WHAT IS ASKED
Copy every one of the following items line for line, with no changes, and omit the pictures from your copy.

________________________

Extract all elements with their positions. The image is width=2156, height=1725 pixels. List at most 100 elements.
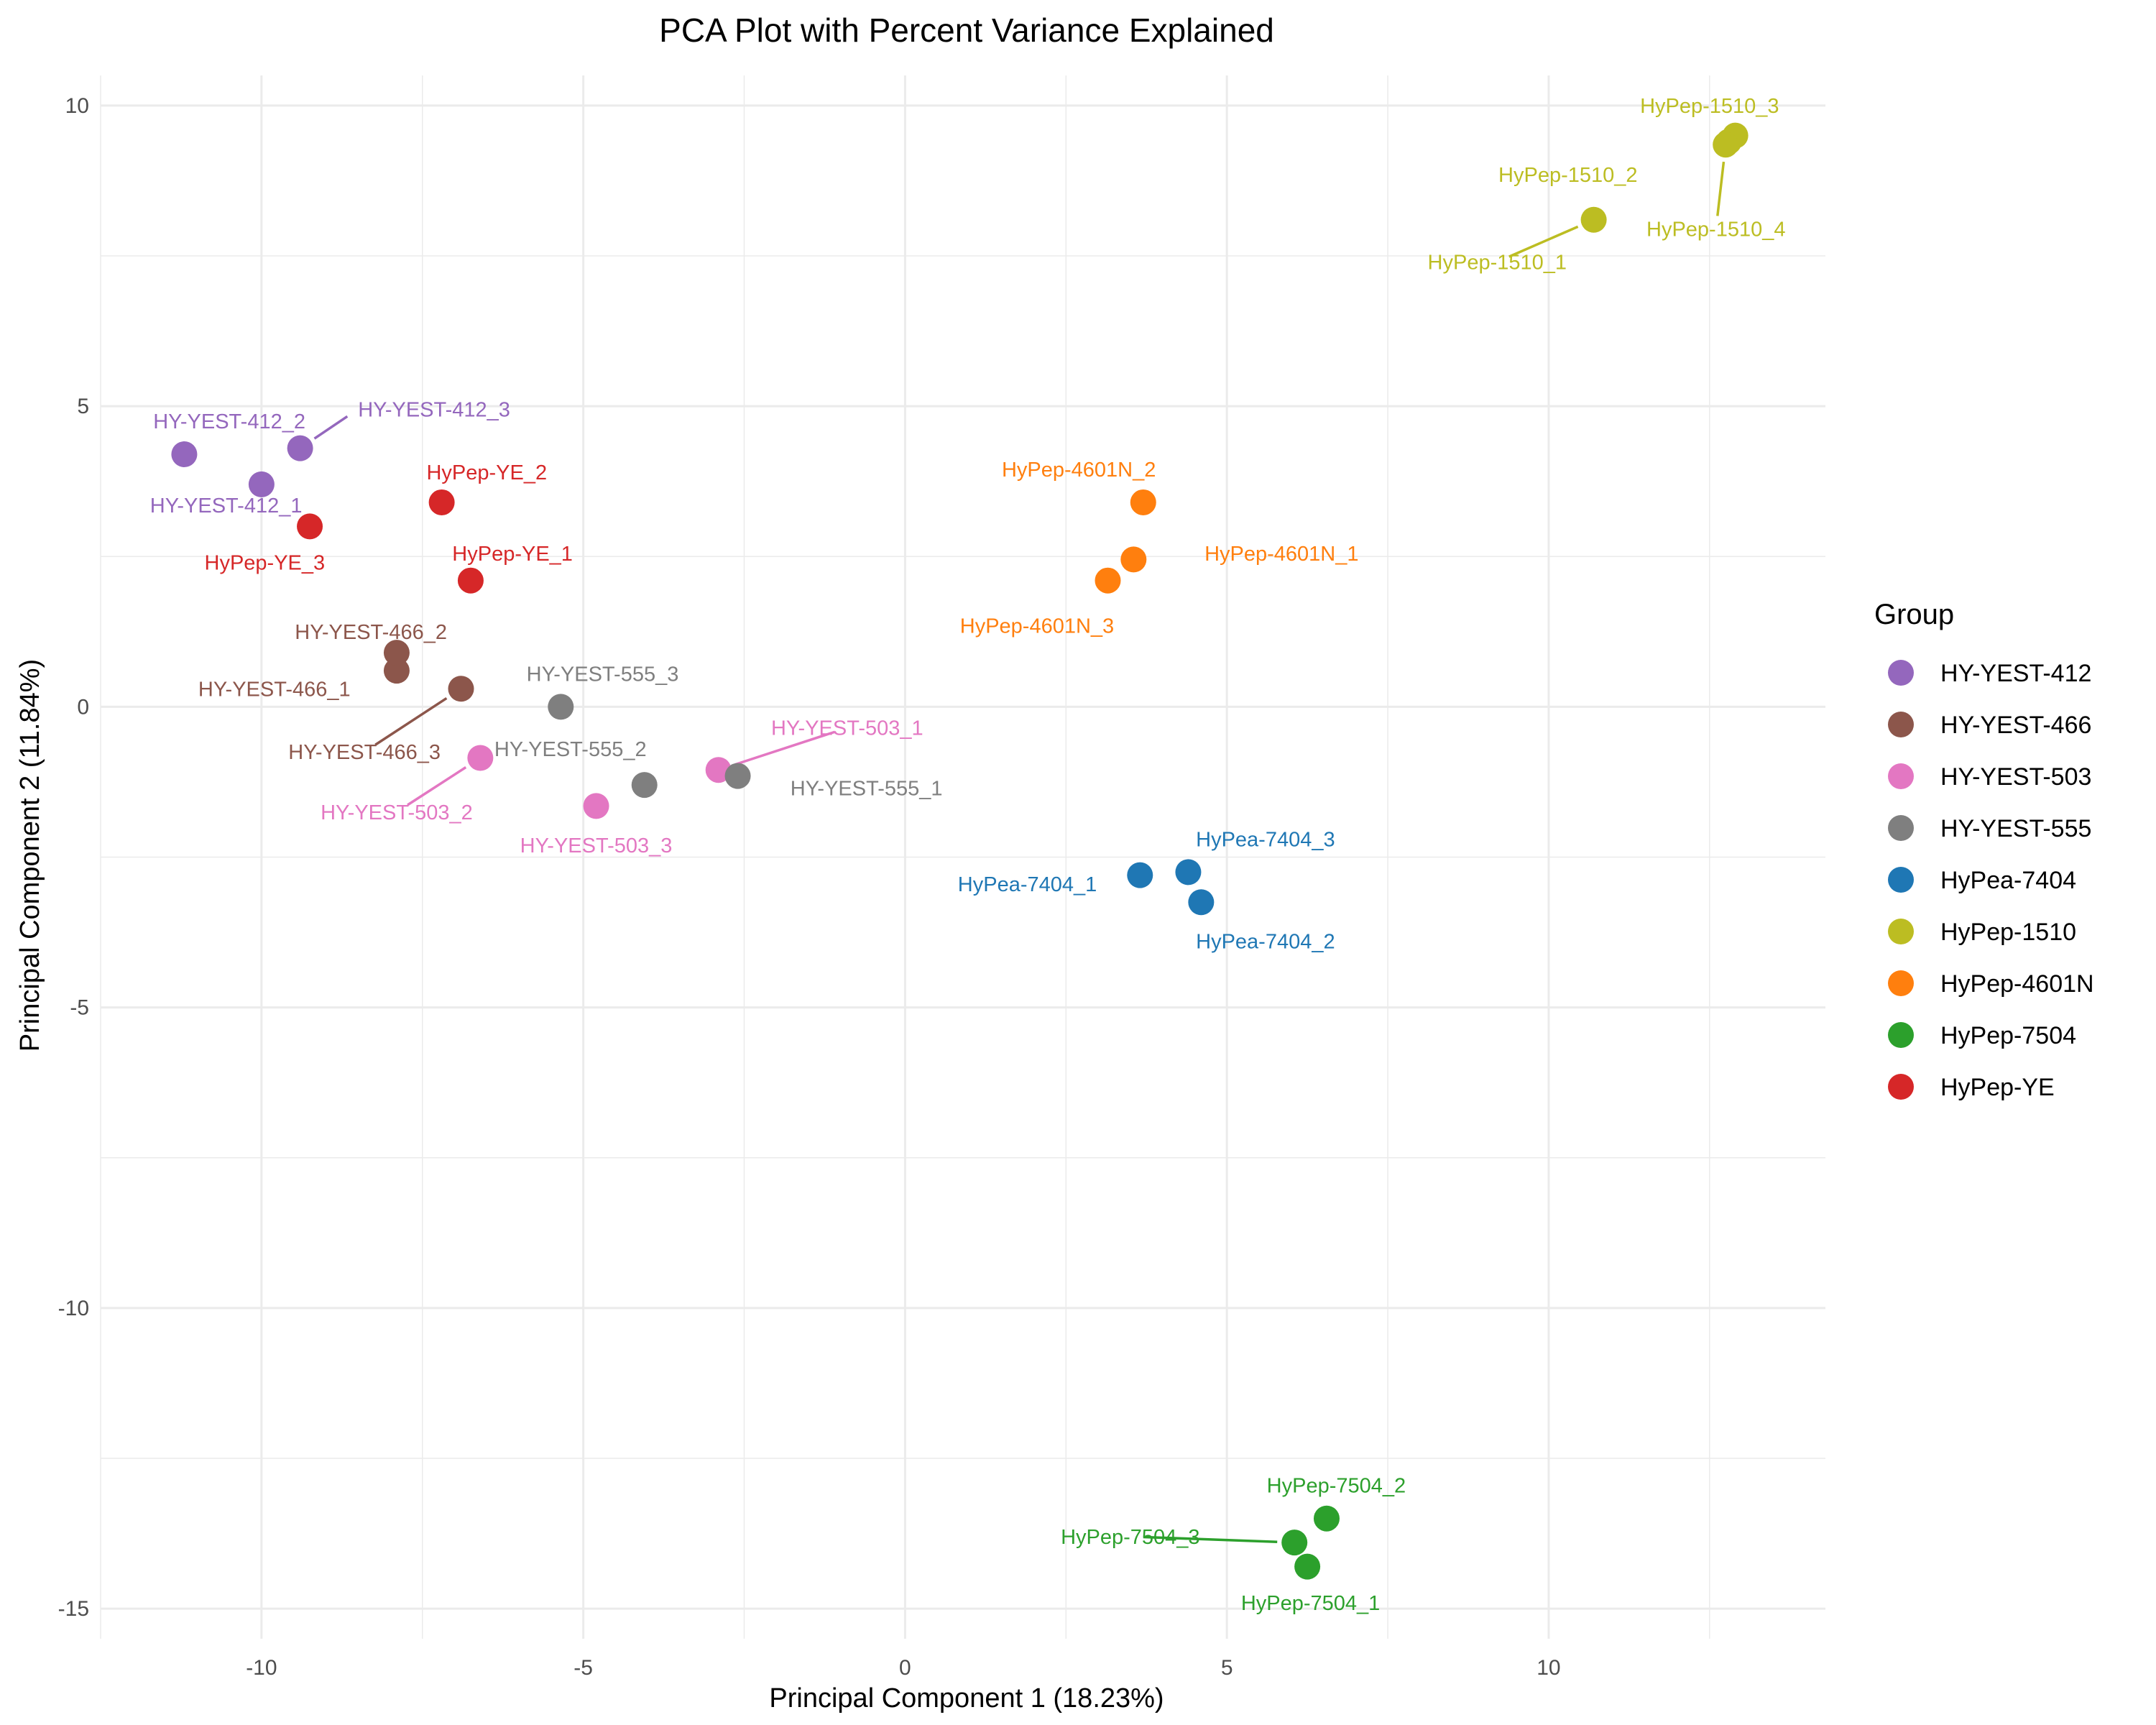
point-label: HyPep-7504_2: [1267, 1475, 1406, 1498]
legend-item-label: HyPea-7404: [1940, 867, 2076, 894]
legend-item-label: HyPep-4601N: [1940, 970, 2094, 998]
grid-lines: [100, 75, 1825, 1639]
axis-ticks: -10 -5 0 5 10 10 5 0 -5 -10 -15: [58, 94, 1561, 1680]
y-tick-label: -15: [58, 1597, 89, 1621]
legend-swatch: [1888, 660, 1914, 686]
label-connector: [1143, 1535, 1278, 1544]
label-connector: [313, 415, 349, 440]
data-point: [248, 471, 275, 497]
point-label: HY-YEST-555_1: [791, 777, 943, 800]
point-label: HyPep-4601N_3: [960, 615, 1114, 638]
point-label: HyPep-4601N_2: [1002, 459, 1156, 482]
x-tick-label: -5: [573, 1656, 593, 1680]
point-label: HY-YEST-555_2: [494, 738, 647, 761]
data-point: [171, 441, 198, 468]
x-tick-label: -10: [246, 1656, 277, 1680]
point-label: HY-YEST-466_2: [295, 621, 447, 644]
legend-swatch: [1888, 1074, 1914, 1100]
label-connector: [734, 730, 836, 766]
point-label: HY-YEST-555_3: [527, 663, 679, 686]
data-point: [1175, 859, 1202, 886]
data-point: [1713, 132, 1739, 158]
data-point: [548, 694, 574, 720]
legend: Group HY-YEST-412HY-YEST-466HY-YEST-503H…: [1874, 599, 2094, 1101]
data-point: [1130, 489, 1156, 515]
legend-item-label: HY-YEST-466: [1940, 712, 2091, 739]
data-points: [171, 122, 1749, 1580]
x-axis-label: Principal Component 1 (18.23%): [769, 1683, 1164, 1714]
data-point: [1294, 1553, 1321, 1580]
data-point: [1281, 1530, 1308, 1556]
legend-swatch: [1888, 1022, 1914, 1048]
y-tick-label: -10: [58, 1297, 89, 1320]
x-tick-label: 0: [899, 1656, 911, 1680]
legend-swatch: [1888, 815, 1914, 841]
legend-swatch: [1888, 919, 1914, 944]
legend-item-label: HY-YEST-503: [1940, 763, 2091, 791]
y-axis-label: Principal Component 2 (11.84%): [15, 659, 45, 1052]
point-label: HyPep-1510_1: [1428, 251, 1567, 274]
data-point: [1313, 1505, 1340, 1532]
data-point: [583, 793, 609, 819]
legend-title: Group: [1874, 599, 1954, 630]
y-tick-label: 0: [77, 695, 89, 719]
data-point: [467, 745, 494, 771]
legend-item-label: HyPep-YE: [1940, 1074, 2055, 1101]
label-connector: [374, 696, 448, 746]
legend-items: HY-YEST-412 HY-YEST-466 HY-YEST-503 HY-YEST…: [1888, 660, 2094, 1101]
point-label: HY-YEST-466_3: [288, 741, 441, 764]
y-tick-label: 5: [77, 395, 89, 418]
point-label: HyPep-1510_2: [1498, 164, 1637, 187]
data-point: [383, 658, 410, 684]
data-point: [1188, 889, 1215, 916]
data-point: [383, 640, 410, 666]
y-tick-label: 10: [65, 94, 89, 118]
label-connector: [1508, 225, 1579, 258]
legend-swatch: [1888, 867, 1914, 893]
point-label: HyPea-7404_2: [1196, 931, 1335, 954]
chart-title: PCA Plot with Percent Variance Explained: [659, 12, 1274, 49]
point-label: HyPep-YE_3: [205, 552, 326, 575]
legend-item-label: HyPep-1510: [1940, 919, 2076, 946]
legend-item-label: HyPep-7504: [1940, 1022, 2076, 1049]
point-label: HY-YEST-503_2: [321, 801, 473, 824]
data-point: [457, 567, 484, 594]
data-point: [1127, 862, 1153, 888]
point-label: HyPea-7404_1: [958, 873, 1097, 896]
point-label: HyPep-4601N_1: [1204, 543, 1358, 566]
data-point: [448, 676, 474, 702]
legend-item-label: HY-YEST-412: [1940, 660, 2091, 687]
data-point: [631, 772, 658, 799]
point-label: HyPep-YE_1: [452, 543, 573, 566]
x-tick-label: 10: [1537, 1656, 1560, 1680]
point-label: HY-YEST-503_3: [520, 834, 673, 857]
label-connector: [407, 766, 467, 806]
point-label: HyPep-7504_3: [1061, 1526, 1199, 1549]
legend-swatch: [1888, 712, 1914, 737]
point-label: HyPea-7404_3: [1196, 828, 1335, 851]
point-label: HY-YEST-503_1: [771, 717, 923, 740]
point-label: HyPep-1510_4: [1646, 218, 1785, 241]
point-label: HyPep-YE_2: [426, 461, 547, 484]
point-label: HY-YEST-466_1: [198, 678, 351, 701]
legend-item-label: HY-YEST-555: [1940, 815, 2091, 842]
data-point: [724, 763, 751, 789]
legend-swatch: [1888, 763, 1914, 789]
point-label: HY-YEST-412_3: [358, 398, 510, 421]
point-label: HY-YEST-412_2: [153, 410, 305, 433]
point-label: HyPep-1510_3: [1640, 95, 1779, 118]
y-tick-label: -5: [70, 996, 89, 1020]
data-point: [428, 489, 455, 515]
data-point: [1580, 206, 1607, 233]
data-point: [287, 435, 313, 461]
label-connector: [1716, 161, 1726, 216]
data-point: [297, 513, 323, 540]
legend-swatch: [1888, 970, 1914, 996]
point-labels: HY-YEST-412_1 HY-YEST-412_2 HY-YEST-412_3 H…: [150, 95, 1786, 1615]
data-point: [1095, 567, 1121, 594]
label-connector-lines: [313, 161, 1726, 1544]
x-tick-label: 5: [1221, 1656, 1233, 1680]
point-label: HyPep-7504_1: [1241, 1592, 1380, 1615]
point-label: HY-YEST-412_1: [150, 494, 303, 518]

________________________

ANSWER TO THIS TASK
Extract all elements with their positions. The image is width=2156, height=1725 pixels. List at most 100 elements.
point-label: HyPep-7504_2: [1267, 1475, 1406, 1498]
legend-item-label: HyPea-7404: [1940, 867, 2076, 894]
legend-item-label: HyPep-4601N: [1940, 970, 2094, 998]
grid-lines: [100, 75, 1825, 1639]
axis-ticks: -10 -5 0 5 10 10 5 0 -5 -10 -15: [58, 94, 1561, 1680]
y-tick-label: -15: [58, 1597, 89, 1621]
legend-swatch: [1888, 660, 1914, 686]
label-connector: [1143, 1535, 1278, 1544]
label-connector: [313, 415, 349, 440]
data-point: [248, 471, 275, 497]
point-label: HY-YEST-555_1: [791, 777, 943, 800]
point-label: HyPep-4601N_3: [960, 615, 1114, 638]
point-label: HyPep-4601N_2: [1002, 459, 1156, 482]
x-tick-label: -5: [573, 1656, 593, 1680]
point-label: HY-YEST-555_2: [494, 738, 647, 761]
data-point: [171, 441, 198, 468]
x-tick-label: -10: [246, 1656, 277, 1680]
point-label: HY-YEST-466_2: [295, 621, 447, 644]
legend-swatch: [1888, 1074, 1914, 1100]
label-connector: [734, 730, 836, 766]
point-label: HY-YEST-555_3: [527, 663, 679, 686]
data-point: [1175, 859, 1202, 886]
data-point: [1713, 132, 1739, 158]
data-point: [548, 694, 574, 720]
legend: Group HY-YEST-412HY-YEST-466HY-YEST-503H…: [1874, 599, 2094, 1101]
data-point: [1130, 489, 1156, 515]
legend-item-label: HY-YEST-466: [1940, 712, 2091, 739]
data-points: [171, 122, 1749, 1580]
x-axis-label: Principal Component 1 (18.23%): [769, 1683, 1164, 1714]
data-point: [1294, 1553, 1321, 1580]
data-point: [1281, 1530, 1308, 1556]
legend-swatch: [1888, 1022, 1914, 1048]
y-tick-label: -10: [58, 1297, 89, 1320]
x-tick-label: 0: [899, 1656, 911, 1680]
legend-swatch: [1888, 815, 1914, 841]
legend-swatch: [1888, 919, 1914, 944]
legend-item-label: HY-YEST-503: [1940, 763, 2091, 791]
y-axis-label: Principal Component 2 (11.84%): [15, 659, 45, 1052]
point-label: HyPep-1510_1: [1428, 251, 1567, 274]
data-point: [1313, 1505, 1340, 1532]
data-point: [583, 793, 609, 819]
legend-title: Group: [1874, 599, 1954, 630]
y-tick-label: 0: [77, 695, 89, 719]
data-point: [467, 745, 494, 771]
legend-item-label: HyPep-YE: [1940, 1074, 2055, 1101]
label-connector: [374, 696, 448, 746]
legend-items: HY-YEST-412 HY-YEST-466 HY-YEST-503 HY-YEST…: [1888, 660, 2094, 1101]
point-label: HY-YEST-466_3: [288, 741, 441, 764]
y-tick-label: 5: [77, 395, 89, 418]
point-label: HyPep-1510_2: [1498, 164, 1637, 187]
data-point: [383, 658, 410, 684]
data-point: [1188, 889, 1215, 916]
data-point: [383, 640, 410, 666]
y-tick-label: 10: [65, 94, 89, 118]
label-connector: [1508, 225, 1579, 258]
legend-swatch: [1888, 867, 1914, 893]
point-label: HyPea-7404_2: [1196, 931, 1335, 954]
chart-title: PCA Plot with Percent Variance Explained: [659, 12, 1274, 49]
point-label: HyPep-YE_3: [205, 552, 326, 575]
legend-item-label: HyPep-1510: [1940, 919, 2076, 946]
legend-item-label: HyPep-7504: [1940, 1022, 2076, 1049]
point-label: HY-YEST-503_2: [321, 801, 473, 824]
data-point: [457, 567, 484, 594]
data-point: [1127, 862, 1153, 888]
point-label: HyPea-7404_1: [958, 873, 1097, 896]
point-label: HyPep-4601N_1: [1204, 543, 1358, 566]
data-point: [448, 676, 474, 702]
legend-item-label: HY-YEST-412: [1940, 660, 2091, 687]
data-point: [631, 772, 658, 799]
point-label: HyPep-YE_1: [452, 543, 573, 566]
x-tick-label: 10: [1537, 1656, 1560, 1680]
point-label: HY-YEST-503_3: [520, 834, 673, 857]
label-connector: [407, 766, 467, 806]
point-label: HyPep-7504_3: [1061, 1526, 1199, 1549]
legend-swatch: [1888, 712, 1914, 737]
point-label: HyPea-7404_3: [1196, 828, 1335, 851]
point-label: HY-YEST-503_1: [771, 717, 923, 740]
point-label: HyPep-1510_4: [1646, 218, 1785, 241]
point-label: HyPep-YE_2: [426, 461, 547, 484]
point-label: HY-YEST-466_1: [198, 678, 351, 701]
legend-item-label: HY-YEST-555: [1940, 815, 2091, 842]
data-point: [724, 763, 751, 789]
legend-swatch: [1888, 763, 1914, 789]
point-label: HY-YEST-412_3: [358, 398, 510, 421]
point-label: HY-YEST-412_2: [153, 410, 305, 433]
point-label: HyPep-1510_3: [1640, 95, 1779, 118]
y-tick-label: -5: [70, 996, 89, 1020]
data-point: [428, 489, 455, 515]
data-point: [1580, 206, 1607, 233]
data-point: [287, 435, 313, 461]
label-connector: [1716, 161, 1726, 216]
data-point: [297, 513, 323, 540]
legend-swatch: [1888, 970, 1914, 996]
point-labels: HY-YEST-412_1 HY-YEST-412_2 HY-YEST-412_3 H…: [150, 95, 1786, 1615]
data-point: [1095, 567, 1121, 594]
label-connector-lines: [313, 161, 1726, 1544]
x-tick-label: 5: [1221, 1656, 1233, 1680]
point-label: HyPep-7504_1: [1241, 1592, 1380, 1615]
point-label: HY-YEST-412_1: [150, 494, 303, 518]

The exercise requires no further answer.